_What the task requires_
The listing beneath should be written out in full, exactly as shown.

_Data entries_
══════

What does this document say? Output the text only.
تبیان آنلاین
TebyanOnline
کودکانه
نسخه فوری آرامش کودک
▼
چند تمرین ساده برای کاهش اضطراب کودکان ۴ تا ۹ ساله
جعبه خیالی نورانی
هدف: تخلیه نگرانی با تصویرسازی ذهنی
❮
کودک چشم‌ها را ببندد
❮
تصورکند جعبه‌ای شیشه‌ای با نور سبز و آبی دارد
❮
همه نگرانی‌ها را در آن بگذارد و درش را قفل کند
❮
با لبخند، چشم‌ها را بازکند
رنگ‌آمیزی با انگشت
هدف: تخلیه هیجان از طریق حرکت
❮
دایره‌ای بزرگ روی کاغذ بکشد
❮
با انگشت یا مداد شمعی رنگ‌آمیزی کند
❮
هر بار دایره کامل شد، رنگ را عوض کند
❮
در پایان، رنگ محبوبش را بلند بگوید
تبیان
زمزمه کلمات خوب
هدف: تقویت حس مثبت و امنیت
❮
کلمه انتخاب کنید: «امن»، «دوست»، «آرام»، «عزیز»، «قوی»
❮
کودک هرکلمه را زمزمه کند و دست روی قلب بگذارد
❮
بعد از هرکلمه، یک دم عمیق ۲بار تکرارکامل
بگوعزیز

══════

_Exercise solution_
What does this document say? Output the text only.
تبیان آنلاین
TebyanOnline
کودکانه
نسخه فوری آرامش کودک
▼
چند تمرین ساده برای کاهش اضطراب کودکان ۴ تا ۹ ساله
جعبه خیالی نورانی
هدف: تخلیه نگرانی با تصویرسازی ذهنی
❮
کودک چشم‌ها را ببندد
❮
تصورکند جعبه‌ای شیشه‌ای با نور سبز و آبی دارد
❮
همه نگرانی‌ها را در آن بگذارد و درش را قفل کند
❮
با لبخند، چشم‌ها را بازکند
رنگ‌آمیزی با انگشت
هدف: تخلیه هیجان از طریق حرکت
❮
دایره‌ای بزرگ روی کاغذ بکشد
❮
با انگشت یا مداد شمعی رنگ‌آمیزی کند
❮
هر بار دایره کامل شد، رنگ را عوض کند
❮
در پایان، رنگ محبوبش را بلند بگوید
تبیان
زمزمه کلمات خوب
هدف: تقویت حس مثبت و امنیت
❮
کلمه انتخاب کنید: «امن»، «دوست»، «آرام»، «عزیز»، «قوی»
❮
کودک هرکلمه را زمزمه کند و دست روی قلب بگذارد
❮
بعد از هرکلمه، یک دم عمیق ۲بار تکرارکامل
بگوعزیز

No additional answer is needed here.